### SOURCE MATERIAL
--- Start ---

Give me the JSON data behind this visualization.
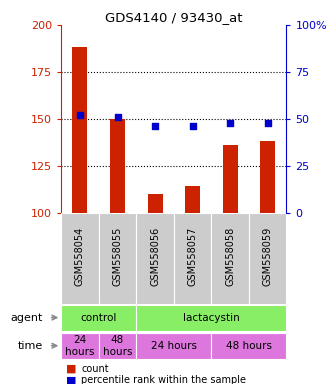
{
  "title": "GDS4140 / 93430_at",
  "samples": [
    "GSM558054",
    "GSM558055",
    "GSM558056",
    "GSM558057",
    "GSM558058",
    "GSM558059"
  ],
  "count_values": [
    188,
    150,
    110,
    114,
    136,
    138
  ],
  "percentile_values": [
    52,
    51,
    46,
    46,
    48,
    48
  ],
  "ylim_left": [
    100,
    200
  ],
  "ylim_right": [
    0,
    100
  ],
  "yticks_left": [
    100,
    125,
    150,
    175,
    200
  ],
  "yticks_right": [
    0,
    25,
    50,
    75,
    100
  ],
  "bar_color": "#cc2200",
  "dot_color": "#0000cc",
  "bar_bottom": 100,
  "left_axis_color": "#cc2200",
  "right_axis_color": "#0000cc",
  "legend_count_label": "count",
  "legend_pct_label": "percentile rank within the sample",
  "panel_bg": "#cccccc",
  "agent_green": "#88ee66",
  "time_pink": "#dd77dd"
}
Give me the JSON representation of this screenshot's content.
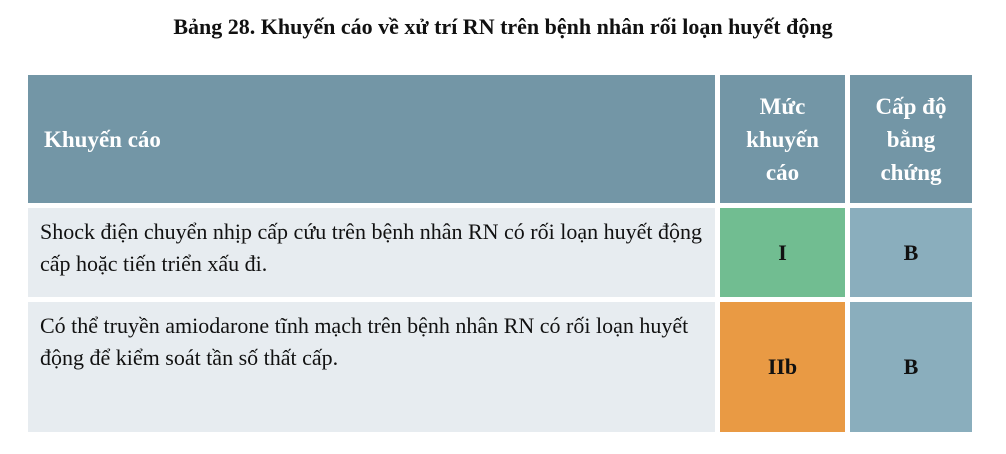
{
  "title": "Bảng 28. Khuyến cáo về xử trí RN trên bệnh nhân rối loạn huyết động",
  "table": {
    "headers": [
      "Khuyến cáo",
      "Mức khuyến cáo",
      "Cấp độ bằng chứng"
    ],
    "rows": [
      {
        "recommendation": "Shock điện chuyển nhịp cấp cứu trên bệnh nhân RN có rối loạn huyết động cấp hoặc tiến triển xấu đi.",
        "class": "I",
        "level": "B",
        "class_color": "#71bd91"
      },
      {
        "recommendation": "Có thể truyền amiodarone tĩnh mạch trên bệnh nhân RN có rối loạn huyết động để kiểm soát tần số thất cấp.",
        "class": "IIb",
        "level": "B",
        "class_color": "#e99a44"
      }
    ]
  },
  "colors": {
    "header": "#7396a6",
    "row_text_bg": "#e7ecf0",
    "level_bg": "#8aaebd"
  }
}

--- End ---
--- Start ---

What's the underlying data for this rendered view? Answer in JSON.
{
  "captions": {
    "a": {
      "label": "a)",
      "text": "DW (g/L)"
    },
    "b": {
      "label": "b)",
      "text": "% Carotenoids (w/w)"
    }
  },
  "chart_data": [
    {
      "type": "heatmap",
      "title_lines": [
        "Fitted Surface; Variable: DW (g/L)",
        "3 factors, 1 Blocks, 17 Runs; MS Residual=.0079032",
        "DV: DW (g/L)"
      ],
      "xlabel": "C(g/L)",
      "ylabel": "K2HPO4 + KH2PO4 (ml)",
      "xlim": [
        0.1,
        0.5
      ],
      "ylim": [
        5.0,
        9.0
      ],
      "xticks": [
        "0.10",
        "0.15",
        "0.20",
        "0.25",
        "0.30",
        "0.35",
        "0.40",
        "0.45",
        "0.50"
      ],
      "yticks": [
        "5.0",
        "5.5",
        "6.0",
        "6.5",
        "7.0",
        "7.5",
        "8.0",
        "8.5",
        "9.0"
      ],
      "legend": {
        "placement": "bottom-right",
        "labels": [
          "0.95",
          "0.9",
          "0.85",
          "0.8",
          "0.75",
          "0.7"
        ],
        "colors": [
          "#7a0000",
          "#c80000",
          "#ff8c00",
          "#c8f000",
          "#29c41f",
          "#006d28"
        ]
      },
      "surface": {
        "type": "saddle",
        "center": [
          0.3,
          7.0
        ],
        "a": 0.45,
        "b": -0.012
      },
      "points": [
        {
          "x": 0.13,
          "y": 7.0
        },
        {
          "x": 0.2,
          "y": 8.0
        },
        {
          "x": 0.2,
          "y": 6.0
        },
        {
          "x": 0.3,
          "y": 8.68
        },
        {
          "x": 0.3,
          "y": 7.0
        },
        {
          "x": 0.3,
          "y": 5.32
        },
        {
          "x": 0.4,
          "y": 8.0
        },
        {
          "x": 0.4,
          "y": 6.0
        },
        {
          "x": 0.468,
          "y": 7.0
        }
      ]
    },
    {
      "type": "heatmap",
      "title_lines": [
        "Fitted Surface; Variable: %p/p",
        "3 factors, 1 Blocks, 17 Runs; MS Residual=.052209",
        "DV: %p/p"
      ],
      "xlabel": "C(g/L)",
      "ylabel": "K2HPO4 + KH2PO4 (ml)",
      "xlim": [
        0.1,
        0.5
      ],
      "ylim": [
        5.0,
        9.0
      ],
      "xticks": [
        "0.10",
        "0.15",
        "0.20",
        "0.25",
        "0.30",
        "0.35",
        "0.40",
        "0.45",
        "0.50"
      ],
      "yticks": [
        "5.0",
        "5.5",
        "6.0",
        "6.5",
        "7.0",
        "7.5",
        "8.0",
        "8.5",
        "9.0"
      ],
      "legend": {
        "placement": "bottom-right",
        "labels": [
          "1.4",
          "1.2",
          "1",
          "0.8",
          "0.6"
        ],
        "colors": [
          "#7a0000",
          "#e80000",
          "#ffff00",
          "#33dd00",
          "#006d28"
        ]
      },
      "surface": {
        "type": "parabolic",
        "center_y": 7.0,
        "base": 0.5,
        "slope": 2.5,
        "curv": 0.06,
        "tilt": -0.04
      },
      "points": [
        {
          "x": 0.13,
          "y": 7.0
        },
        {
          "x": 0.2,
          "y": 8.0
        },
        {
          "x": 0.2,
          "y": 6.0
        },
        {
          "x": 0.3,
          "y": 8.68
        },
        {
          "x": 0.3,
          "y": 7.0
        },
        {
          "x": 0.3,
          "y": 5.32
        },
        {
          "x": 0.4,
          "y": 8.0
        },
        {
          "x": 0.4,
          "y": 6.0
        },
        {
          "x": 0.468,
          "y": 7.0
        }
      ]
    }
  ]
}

--- End ---

Gather every line from the entries above where the word "factors" appears, and copy them.

        "3 factors, 1 Blocks, 17 Runs; MS Residual=.0079032",
        "3 factors, 1 Blocks, 17 Runs; MS Residual=.052209",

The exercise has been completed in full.